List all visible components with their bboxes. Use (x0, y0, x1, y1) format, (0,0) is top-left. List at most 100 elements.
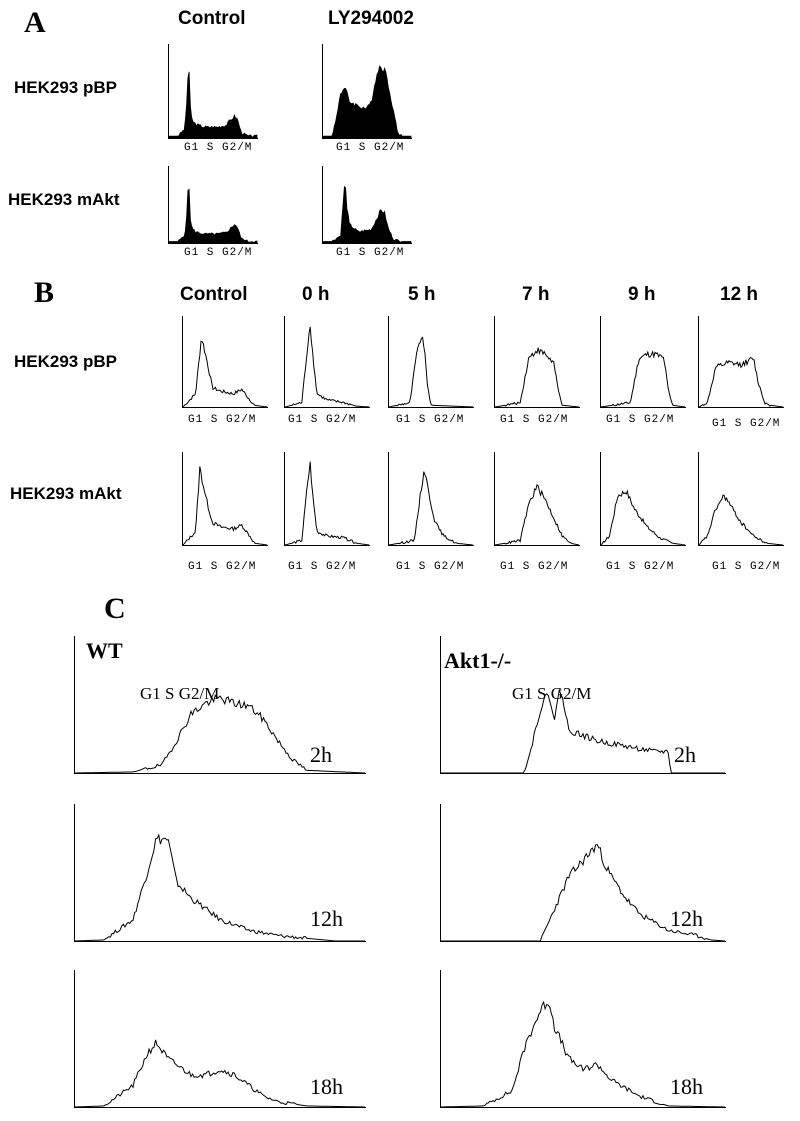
chart-axes (440, 636, 726, 774)
panel-b-row-pbp: HEK293 pBP (14, 352, 117, 371)
histogram-trace (388, 471, 474, 546)
histogram-trace (441, 688, 725, 774)
panel-c-time-label: 2h (674, 742, 696, 767)
chart-b-makt-control (182, 452, 268, 546)
chart-axes (600, 316, 686, 408)
panel-a-phase-label: G1 S G2/M (336, 247, 405, 259)
histogram-trace (168, 188, 258, 244)
panel-b-col-9h: 9 h (628, 284, 656, 305)
histogram-trace (322, 186, 412, 244)
panel-a-phase-label: G1 S G2/M (336, 142, 405, 154)
chart-axes (440, 804, 726, 942)
chart-axes (494, 452, 580, 546)
chart-b-makt-5h (388, 452, 474, 546)
chart-c-akt1-2h (440, 636, 726, 774)
chart-b-pbp-control (182, 316, 268, 408)
chart-axes (284, 316, 370, 408)
panel-a-phase-label: G1 S G2/M (184, 142, 253, 154)
panel-c-phase-label-wt: G1 S G2/M (140, 684, 220, 703)
panel-b-col-0h: 0 h (302, 284, 330, 305)
panel-b-phase-label: G1 S G2/M (712, 418, 781, 430)
histogram-trace (441, 844, 726, 942)
chart-a-makt-control (168, 166, 258, 244)
panel-c-wt-title: WT (86, 638, 123, 663)
panel-c-letter: C (104, 592, 126, 625)
chart-axes (182, 452, 268, 546)
chart-axes (698, 452, 784, 546)
histogram-trace (168, 71, 258, 139)
panel-b-phase-label: G1 S G2/M (606, 414, 675, 426)
panel-b-phase-label: G1 S G2/M (396, 561, 465, 573)
panel-a-row-makt: HEK293 mAkt (8, 190, 120, 209)
histogram-trace (698, 494, 784, 546)
panel-c-phase-label-akt1: G1 S G2/M (512, 684, 592, 703)
panel-b-phase-label: G1 S G2/M (288, 414, 357, 426)
histogram-trace (284, 326, 370, 408)
panel-b-phase-label: G1 S G2/M (606, 561, 675, 573)
panel-b-phase-label: G1 S G2/M (188, 561, 257, 573)
chart-c-wt-18h (74, 970, 366, 1108)
chart-a-makt-ly294002 (322, 166, 412, 244)
chart-axes (168, 44, 258, 139)
chart-axes (284, 452, 370, 546)
chart-axes (600, 452, 686, 546)
histogram-trace (75, 694, 366, 774)
chart-axes (322, 44, 412, 139)
panel-b-col-5h: 5 h (408, 284, 436, 305)
chart-axes (388, 452, 474, 546)
chart-a-pbp-control (168, 44, 258, 139)
panel-c-time-label: 2h (310, 742, 332, 767)
chart-axes (698, 316, 784, 408)
chart-a-pbp-ly294002 (322, 44, 412, 139)
histogram-trace (74, 1039, 365, 1108)
chart-axes (74, 636, 366, 774)
histogram-trace (600, 350, 686, 408)
histogram-trace (182, 466, 268, 546)
chart-b-makt-9h (600, 452, 686, 546)
chart-c-wt-12h (74, 804, 366, 942)
chart-b-makt-0h (284, 452, 370, 546)
histogram-trace (494, 347, 580, 408)
chart-axes (388, 316, 474, 408)
chart-axes (74, 970, 366, 1108)
chart-b-pbp-0h (284, 316, 370, 408)
panel-b-col-7h: 7 h (522, 284, 550, 305)
histogram-trace (284, 461, 370, 546)
panel-c-time-label: 18h (310, 1074, 343, 1099)
chart-c-akt1-18h (440, 970, 726, 1108)
histogram-trace (600, 489, 686, 546)
panel-b-row-makt: HEK293 mAkt (10, 484, 122, 503)
panel-b-phase-label: G1 S G2/M (500, 414, 569, 426)
panel-c-time-label: 12h (310, 906, 343, 931)
panel-b-col-control: Control (180, 284, 248, 305)
panel-a-row-pbp: HEK293 pBP (14, 78, 117, 97)
chart-axes (440, 970, 726, 1108)
histogram-trace (698, 357, 784, 408)
histogram-trace (494, 484, 580, 546)
chart-c-wt-2h (74, 636, 366, 774)
panel-a-col-control: Control (178, 8, 246, 29)
chart-axes (168, 166, 258, 244)
panel-b-phase-label: G1 S G2/M (188, 414, 257, 426)
panel-c-time-label: 18h (670, 1074, 703, 1099)
panel-a-letter: A (24, 6, 46, 39)
histogram-trace (182, 340, 268, 408)
panel-b-phase-label: G1 S G2/M (396, 414, 465, 426)
histogram-trace (441, 1000, 725, 1108)
panel-a-col-ly294002: LY294002 (328, 8, 414, 29)
chart-c-akt1-12h (440, 804, 726, 942)
chart-b-makt-7h (494, 452, 580, 546)
panel-b-phase-label: G1 S G2/M (500, 561, 569, 573)
chart-axes (74, 804, 366, 942)
histogram-trace (74, 833, 365, 942)
histogram-trace (322, 65, 412, 139)
panel-b-letter: B (34, 276, 55, 309)
histogram-trace (388, 336, 474, 408)
panel-a-phase-label: G1 S G2/M (184, 247, 253, 259)
panel-c-akt1-title: Akt1-/- (444, 648, 512, 673)
chart-b-makt-12h (698, 452, 784, 546)
chart-b-pbp-12h (698, 316, 784, 408)
chart-axes (322, 166, 412, 244)
chart-b-pbp-9h (600, 316, 686, 408)
chart-b-pbp-5h (388, 316, 474, 408)
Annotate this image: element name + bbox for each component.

### CHALLENGE
Copy out the lines of the records between the line holding "chart-axes (440, 636, 726, 774)" and the line holding "panel-b-col-9h: 9 h (628, 284, 656, 305)", inclusive, exactly as they appear.

### FINAL ANSWER
chart-axes (440, 636, 726, 774)
panel-b-row-pbp: HEK293 pBP (14, 352, 117, 371)
histogram-trace (388, 471, 474, 546)
histogram-trace (441, 688, 725, 774)
panel-c-time-label: 2h (674, 742, 696, 767)
chart-b-makt-control (182, 452, 268, 546)
chart-axes (600, 316, 686, 408)
panel-a-phase-label: G1 S G2/M (336, 247, 405, 259)
histogram-trace (168, 188, 258, 244)
panel-b-col-9h: 9 h (628, 284, 656, 305)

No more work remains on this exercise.